> GIVEN PROBLEM
Could you give the data below again, exactly and completely?

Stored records

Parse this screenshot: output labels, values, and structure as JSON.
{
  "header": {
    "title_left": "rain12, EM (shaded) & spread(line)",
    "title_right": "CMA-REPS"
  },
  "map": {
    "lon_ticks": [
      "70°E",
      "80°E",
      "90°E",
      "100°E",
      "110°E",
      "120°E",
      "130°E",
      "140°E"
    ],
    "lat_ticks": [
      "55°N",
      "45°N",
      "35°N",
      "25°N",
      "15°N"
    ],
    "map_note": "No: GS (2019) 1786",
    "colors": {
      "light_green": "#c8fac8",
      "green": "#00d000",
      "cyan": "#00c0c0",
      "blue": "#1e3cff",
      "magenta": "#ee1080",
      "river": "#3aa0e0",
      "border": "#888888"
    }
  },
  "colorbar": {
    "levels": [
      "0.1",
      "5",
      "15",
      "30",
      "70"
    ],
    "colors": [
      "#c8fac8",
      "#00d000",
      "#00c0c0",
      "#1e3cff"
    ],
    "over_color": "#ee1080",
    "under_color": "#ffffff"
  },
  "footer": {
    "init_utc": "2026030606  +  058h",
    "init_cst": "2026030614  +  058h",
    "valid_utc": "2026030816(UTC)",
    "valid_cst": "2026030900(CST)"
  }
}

> ANSWER
Parse this screenshot: output labels, values, and structure as JSON.
{
  "header": {
    "title_left": "rain12, EM (shaded) & spread(line)",
    "title_right": "CMA-REPS"
  },
  "map": {
    "lon_ticks": [
      "70°E",
      "80°E",
      "90°E",
      "100°E",
      "110°E",
      "120°E",
      "130°E",
      "140°E"
    ],
    "lat_ticks": [
      "55°N",
      "45°N",
      "35°N",
      "25°N",
      "15°N"
    ],
    "map_note": "No: GS (2019) 1786",
    "colors": {
      "light_green": "#c8fac8",
      "green": "#00d000",
      "cyan": "#00c0c0",
      "blue": "#1e3cff",
      "magenta": "#ee1080",
      "river": "#3aa0e0",
      "border": "#888888"
    }
  },
  "colorbar": {
    "levels": [
      "0.1",
      "5",
      "15",
      "30",
      "70"
    ],
    "colors": [
      "#c8fac8",
      "#00d000",
      "#00c0c0",
      "#1e3cff"
    ],
    "over_color": "#ee1080",
    "under_color": "#ffffff"
  },
  "footer": {
    "init_utc": "2026030606  +  058h",
    "init_cst": "2026030614  +  058h",
    "valid_utc": "2026030816(UTC)",
    "valid_cst": "2026030900(CST)"
  }
}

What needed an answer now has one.